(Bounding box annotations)
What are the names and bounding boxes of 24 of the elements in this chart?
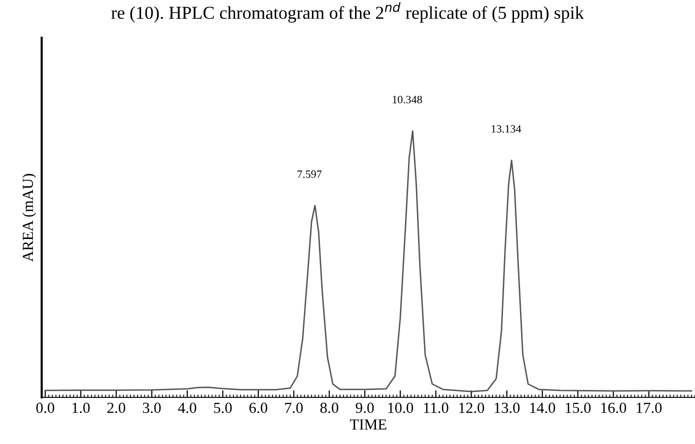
x-tick-label: 15.0 (566, 402, 591, 414)
x-tick-label: 7.0 (285, 402, 303, 414)
x-tick-label: 1.0 (72, 402, 90, 414)
annotation: 13.134 (492, 125, 522, 133)
x-tick-label: 5.0 (214, 402, 232, 414)
x-tick-label: 17.0 (636, 402, 662, 414)
x-tick-label: 14.0 (530, 402, 556, 414)
y-axis-title: AREA (mAU) (22, 174, 36, 262)
x-tick-label: 4.0 (178, 402, 196, 414)
x-axis-title: TIME (350, 419, 386, 430)
x-tick-label: 2.0 (107, 402, 126, 414)
annotation: 10.348 (392, 96, 422, 104)
x-tick-label: 6.0 (249, 402, 268, 414)
x-tick-label: 0.0 (36, 402, 54, 414)
x-tick-label: 3.0 (142, 402, 161, 414)
x-tick-label: 10.0 (388, 402, 414, 414)
annotation: 7.597 (298, 170, 322, 178)
chart-title: re (10). HPLC chromatogram of the 2$^{nd}$ replicate of (5 ppm) spik (111, 2, 584, 23)
x-tick-label: 8.0 (320, 402, 338, 414)
x-tick-label: 9.0 (356, 402, 374, 414)
x-tick-label: 12.0 (459, 402, 484, 414)
x-tick-label: 13.0 (494, 402, 520, 414)
x-tick-label: 11.0 (424, 402, 448, 414)
x-tick-label: 16.0 (601, 402, 626, 414)
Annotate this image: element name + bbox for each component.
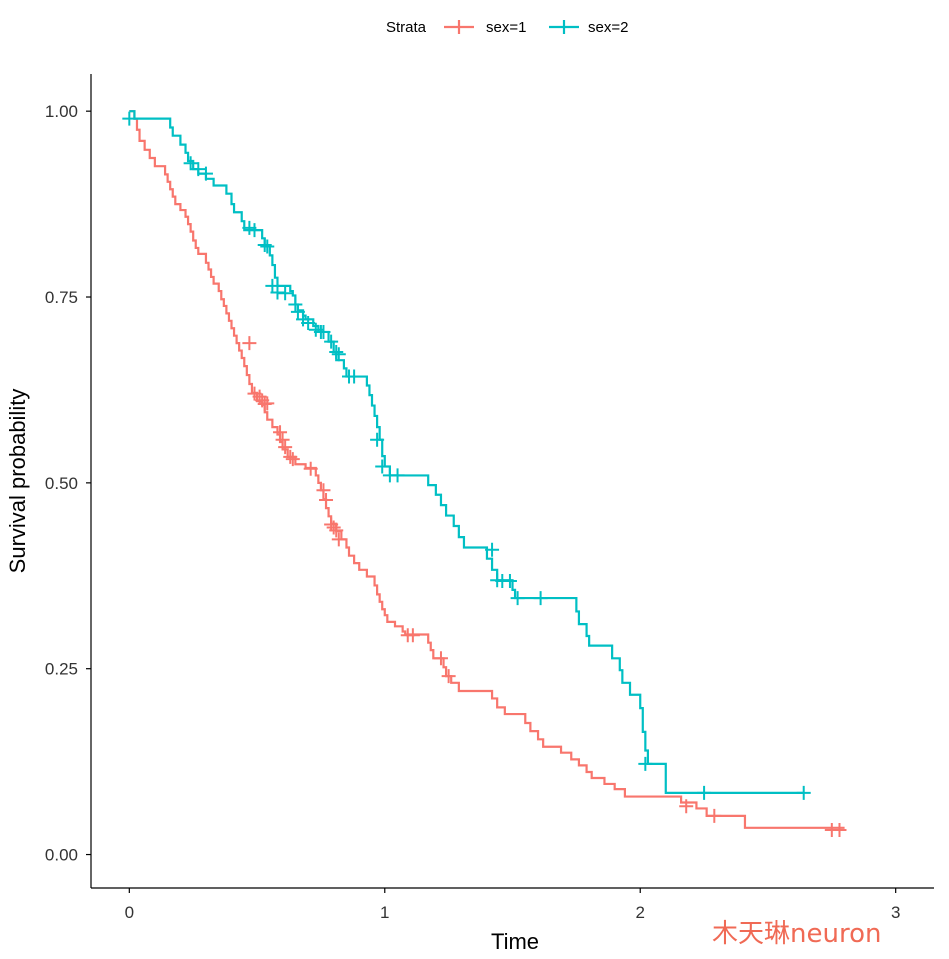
x-tick-label: 0 bbox=[125, 903, 134, 922]
y-tick-label: 0.75 bbox=[45, 288, 78, 307]
censor-mark bbox=[324, 334, 339, 349]
censor-mark bbox=[191, 162, 206, 177]
series-sex1 bbox=[129, 110, 847, 838]
censor-mark bbox=[390, 468, 405, 483]
y-tick-label: 0.00 bbox=[45, 846, 78, 865]
censor-mark bbox=[285, 452, 300, 467]
censor-mark bbox=[242, 336, 257, 351]
censor-mark bbox=[697, 785, 712, 800]
survival-curve-sex1 bbox=[129, 110, 845, 829]
series-layer bbox=[122, 110, 847, 838]
censor-mark bbox=[283, 449, 298, 464]
y-tick-label: 1.00 bbox=[45, 102, 78, 121]
censor-mark bbox=[247, 223, 262, 238]
censor-mark bbox=[832, 823, 847, 838]
y-ticks: 0.00 0.25 0.50 0.75 1.00 bbox=[45, 102, 91, 865]
y-tick-label: 0.50 bbox=[45, 474, 78, 493]
legend-item-sex2: sex=2 bbox=[549, 19, 628, 36]
censor-mark bbox=[679, 799, 694, 814]
censor-mark bbox=[260, 239, 275, 254]
censor-mark bbox=[316, 324, 331, 339]
censor-mark bbox=[796, 785, 811, 800]
y-tick-label: 0.25 bbox=[45, 660, 78, 679]
x-ticks: 0 1 2 3 bbox=[125, 888, 900, 922]
censor-mark bbox=[303, 461, 318, 476]
censor-mark bbox=[375, 459, 390, 474]
censor-mark bbox=[533, 591, 548, 606]
legend: Strata sex=1 sex=2 bbox=[386, 19, 628, 36]
censor-mark bbox=[275, 432, 290, 447]
censor-mark bbox=[122, 111, 137, 126]
censor-mark bbox=[707, 808, 722, 823]
y-axis-title: Survival probability bbox=[5, 389, 30, 574]
legend-label-sex2: sex=2 bbox=[588, 19, 628, 36]
censor-mark bbox=[288, 297, 303, 312]
watermark: 木天琳neuron bbox=[712, 919, 882, 949]
censor-mark bbox=[433, 651, 448, 666]
x-tick-label: 3 bbox=[891, 903, 900, 922]
censor-mark bbox=[638, 756, 653, 771]
censor-mark bbox=[347, 369, 362, 384]
censor-mark bbox=[319, 492, 334, 507]
censor-mark bbox=[260, 396, 275, 411]
censor-mark bbox=[502, 573, 517, 588]
x-tick-label: 2 bbox=[635, 903, 644, 922]
censor-mark bbox=[278, 440, 293, 455]
censor-mark bbox=[405, 628, 420, 643]
censor-mark bbox=[370, 432, 385, 447]
legend-label-sex1: sex=1 bbox=[486, 19, 526, 36]
censor-mark bbox=[331, 347, 346, 362]
censor-mark bbox=[273, 425, 288, 440]
censor-mark bbox=[257, 237, 272, 252]
censor-mark bbox=[510, 591, 525, 606]
censor-mark bbox=[183, 156, 198, 171]
censor-mark bbox=[485, 542, 500, 557]
legend-item-sex1: sex=1 bbox=[444, 19, 526, 36]
censor-mark bbox=[278, 286, 293, 301]
censor-mark bbox=[316, 483, 331, 498]
legend-title: Strata bbox=[386, 19, 427, 36]
x-axis-title: Time bbox=[491, 929, 539, 954]
censor-mark bbox=[301, 316, 316, 331]
censor-mark bbox=[331, 532, 346, 547]
censor-mark bbox=[441, 669, 456, 684]
censor-mark bbox=[290, 304, 305, 319]
x-tick-label: 1 bbox=[380, 903, 389, 922]
series-sex2 bbox=[122, 110, 811, 800]
censor-mark bbox=[198, 166, 213, 181]
censor-mark bbox=[329, 345, 344, 360]
censor-mark bbox=[329, 523, 344, 538]
censor-mark bbox=[326, 520, 341, 535]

● Challenge
Switch "censor-mark" to "censor-tick" in every line from the one containing "x-tick-label: 0 bbox=[125, 903, 134, 922]" down to the one containing "censor-mark bbox=[485, 542, 500, 557]", and return only those rows with nothing else altered.

● Result of the exercise
x-tick-label: 0 bbox=[125, 903, 134, 922]
y-tick-label: 0.75 bbox=[45, 288, 78, 307]
censor-tick bbox=[324, 334, 339, 349]
censor-tick bbox=[191, 162, 206, 177]
series-sex1 bbox=[129, 110, 847, 838]
censor-tick bbox=[390, 468, 405, 483]
y-tick-label: 0.00 bbox=[45, 846, 78, 865]
censor-tick bbox=[285, 452, 300, 467]
censor-tick bbox=[242, 336, 257, 351]
censor-tick bbox=[697, 785, 712, 800]
survival-curve-sex1 bbox=[129, 110, 845, 829]
series-layer bbox=[122, 110, 847, 838]
censor-tick bbox=[283, 449, 298, 464]
y-tick-label: 1.00 bbox=[45, 102, 78, 121]
censor-tick bbox=[247, 223, 262, 238]
censor-tick bbox=[832, 823, 847, 838]
y-ticks: 0.00 0.25 0.50 0.75 1.00 bbox=[45, 102, 91, 865]
y-tick-label: 0.50 bbox=[45, 474, 78, 493]
legend-item-sex2: sex=2 bbox=[549, 19, 628, 36]
censor-tick bbox=[679, 799, 694, 814]
censor-tick bbox=[260, 239, 275, 254]
censor-tick bbox=[316, 324, 331, 339]
censor-tick bbox=[796, 785, 811, 800]
y-tick-label: 0.25 bbox=[45, 660, 78, 679]
x-ticks: 0 1 2 3 bbox=[125, 888, 900, 922]
censor-tick bbox=[303, 461, 318, 476]
censor-tick bbox=[375, 459, 390, 474]
censor-tick bbox=[533, 591, 548, 606]
legend: Strata sex=1 sex=2 bbox=[386, 19, 628, 36]
censor-tick bbox=[275, 432, 290, 447]
censor-tick bbox=[122, 111, 137, 126]
censor-tick bbox=[707, 808, 722, 823]
y-axis-title: Survival probability bbox=[5, 389, 30, 574]
legend-label-sex2: sex=2 bbox=[588, 19, 628, 36]
censor-tick bbox=[288, 297, 303, 312]
watermark: 木天琳neuron bbox=[712, 919, 882, 949]
censor-tick bbox=[433, 651, 448, 666]
x-tick-label: 3 bbox=[891, 903, 900, 922]
censor-tick bbox=[638, 756, 653, 771]
censor-tick bbox=[347, 369, 362, 384]
censor-tick bbox=[319, 492, 334, 507]
censor-tick bbox=[260, 396, 275, 411]
censor-tick bbox=[502, 573, 517, 588]
x-tick-label: 2 bbox=[635, 903, 644, 922]
censor-tick bbox=[278, 440, 293, 455]
censor-tick bbox=[405, 628, 420, 643]
censor-tick bbox=[370, 432, 385, 447]
legend-label-sex1: sex=1 bbox=[486, 19, 526, 36]
censor-tick bbox=[331, 347, 346, 362]
censor-tick bbox=[273, 425, 288, 440]
censor-tick bbox=[257, 237, 272, 252]
censor-tick bbox=[510, 591, 525, 606]
censor-tick bbox=[183, 156, 198, 171]
censor-tick bbox=[485, 542, 500, 557]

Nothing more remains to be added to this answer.